*AIM OF THE TASK:* Word for word, copy out the data below, omitting pictures.
::: EXCERPTED RECORDS :::
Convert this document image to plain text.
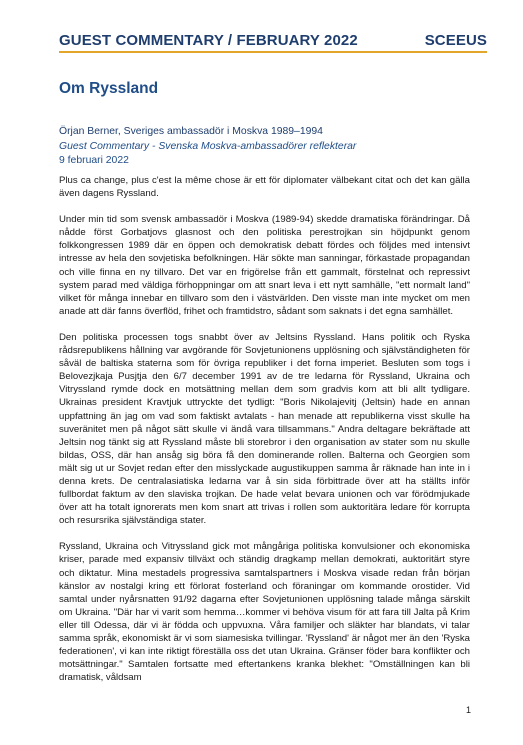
GUEST COMMENTARY / FEBRUARY 2022	SCEEUS
Om Ryssland
Örjan Berner, Sveriges ambassadör i Moskva 1989–1994
Guest Commentary - Svenska Moskva-ambassadörer reflekterar
9 februari 2022

Plus ca change, plus c'est la même chose är ett för diplomater välbekant citat och det kan gälla även dagens Ryssland.

Under min tid som svensk ambassadör i Moskva (1989-94) skedde dramatiska förändringar. Då nådde först Gorbatjovs glasnost och den politiska perestrojkan sin höjdpunkt genom folkkongressen 1989 där en öppen och demokratisk debatt fördes och följdes med intensivt intresse av hela den sovjetiska befolkningen. Här sökte man sanningar, förkastade propagandan och ville finna en ny tillvaro. Det var en frigörelse från ett gammalt, förstelnat och repressivt system parad med väldiga förhoppningar om att snart leva i ett nytt samhälle, "ett normalt land" vilket för många innebar en tillvaro som den i västvärlden. Den visste man inte mycket om men anade att där fanns överflöd, frihet och framtidstro, sådant som saknats i det egna samhället.

Den politiska processen togs snabbt över av Jeltsins Ryssland. Hans politik och Ryska rådsrepublikens hållning var avgörande för Sovjetunionens upplösning och självständigheten för såväl de baltiska staterna som för övriga republiker i det forna imperiet. Besluten som togs i Belovezjkaja Pusjtja den 6/7 december 1991 av de tre ledarna för Ryssland, Ukraina och Vitryssland rymde dock en motsättning mellan dem som gradvis kom att bli allt tydligare. Ukrainas president Kravtjuk uttryckte det tydligt: "Boris Nikolajevitj (Jeltsin) hade en annan uppfattning än jag om vad som faktiskt avtalats - han menade att republikerna visst skulle ha suveränitet men på något sätt skulle vi ändå vara tillsammans." Andra deltagare bekräftade att Jeltsin nog tänkt sig att Ryssland måste bli storebror i den organisation av stater som nu skulle bildas, OSS, där han ansåg sig böra få den dominerande rollen. Balterna och Georgien som mält sig ut ur Sovjet redan efter den misslyckade augustikuppen samma år räknade han inte in i denna krets. De centralasiatiska ledarna var å sin sida förbittrade över att ha ställts inför fullbordat faktum av den slaviska trojkan. De hade velat bevara unionen och var förödmjukade över att ha totalt ignorerats men kom snart att trivas i rollen som auktoritära ledare för korrupta och resursrika självständiga stater.

Ryssland, Ukraina och Vitryssland gick mot mångåriga politiska konvulsioner och ekonomiska kriser, parade med expansiv tillväxt och ständig dragkamp mellan demokrati, auktoritärt styre och diktatur. Mina mestadels progressiva samtalspartners i Moskva visade redan från början känslor av nostalgi kring ett förlorat fosterland och föraningar om kommande orostider. Vid samtal under nyårsnatten 91/92 dagarna efter Sovjetunionen upplösning talade många särskilt om Ukraina. "Där har vi varit som hemma…kommer vi behöva visum för att fara till Jalta på Krim eller till Odessa, där vi är födda och uppvuxna. Våra familjer och släkter har blandats, vi talar samma språk, ekonomiskt är vi som siamesiska tvillingar. 'Ryssland' är något mer än den 'Ryska federationen', vi kan inte riktigt föreställa oss det utan Ukraina. Gränser föder bara konflikter och motsättningar." Samtalen fortsatte med eftertankens kranka blekhet: "Omställningen kan bli dramatisk, våldsam

1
:::
*OUTPUT FOR THIS EXERCISE:*
Convert this document image to plain text.
GUEST COMMENTARY / FEBRUARY 2022	SCEEUS
Om Ryssland
Örjan Berner, Sveriges ambassadör i Moskva 1989–1994
Guest Commentary - Svenska Moskva-ambassadörer reflekterar
9 februari 2022

Plus ca change, plus c'est la même chose är ett för diplomater välbekant citat och det kan gälla även dagens Ryssland.

Under min tid som svensk ambassadör i Moskva (1989-94) skedde dramatiska förändringar. Då nådde först Gorbatjovs glasnost och den politiska perestrojkan sin höjdpunkt genom folkkongressen 1989 där en öppen och demokratisk debatt fördes och följdes med intensivt intresse av hela den sovjetiska befolkningen. Här sökte man sanningar, förkastade propagandan och ville finna en ny tillvaro. Det var en frigörelse från ett gammalt, förstelnat och repressivt system parad med väldiga förhoppningar om att snart leva i ett nytt samhälle, "ett normalt land" vilket för många innebar en tillvaro som den i västvärlden. Den visste man inte mycket om men anade att där fanns överflöd, frihet och framtidstro, sådant som saknats i det egna samhället.

Den politiska processen togs snabbt över av Jeltsins Ryssland. Hans politik och Ryska rådsrepublikens hållning var avgörande för Sovjetunionens upplösning och självständigheten för såväl de baltiska staterna som för övriga republiker i det forna imperiet. Besluten som togs i Belovezjkaja Pusjtja den 6/7 december 1991 av de tre ledarna för Ryssland, Ukraina och Vitryssland rymde dock en motsättning mellan dem som gradvis kom att bli allt tydligare. Ukrainas president Kravtjuk uttryckte det tydligt: "Boris Nikolajevitj (Jeltsin) hade en annan uppfattning än jag om vad som faktiskt avtalats - han menade att republikerna visst skulle ha suveränitet men på något sätt skulle vi ändå vara tillsammans." Andra deltagare bekräftade att Jeltsin nog tänkt sig att Ryssland måste bli storebror i den organisation av stater som nu skulle bildas, OSS, där han ansåg sig böra få den dominerande rollen. Balterna och Georgien som mält sig ut ur Sovjet redan efter den misslyckade augustikuppen samma år räknade han inte in i denna krets. De centralasiatiska ledarna var å sin sida förbittrade över att ha ställts inför fullbordat faktum av den slaviska trojkan. De hade velat bevara unionen och var förödmjukade över att ha totalt ignorerats men kom snart att trivas i rollen som auktoritära ledare för korrupta och resursrika självständiga stater.

Ryssland, Ukraina och Vitryssland gick mot mångåriga politiska konvulsioner och ekonomiska kriser, parade med expansiv tillväxt och ständig dragkamp mellan demokrati, auktoritärt styre och diktatur. Mina mestadels progressiva samtalspartners i Moskva visade redan från början känslor av nostalgi kring ett förlorat fosterland och föraningar om kommande orostider. Vid samtal under nyårsnatten 91/92 dagarna efter Sovjetunionen upplösning talade många särskilt om Ukraina. "Där har vi varit som hemma…kommer vi behöva visum för att fara till Jalta på Krim eller till Odessa, där vi är födda och uppvuxna. Våra familjer och släkter har blandats, vi talar samma språk, ekonomiskt är vi som siamesiska tvillingar. 'Ryssland' är något mer än den 'Ryska federationen', vi kan inte riktigt föreställa oss det utan Ukraina. Gränser föder bara konflikter och motsättningar." Samtalen fortsatte med eftertankens kranka blekhet: "Omställningen kan bli dramatisk, våldsam

1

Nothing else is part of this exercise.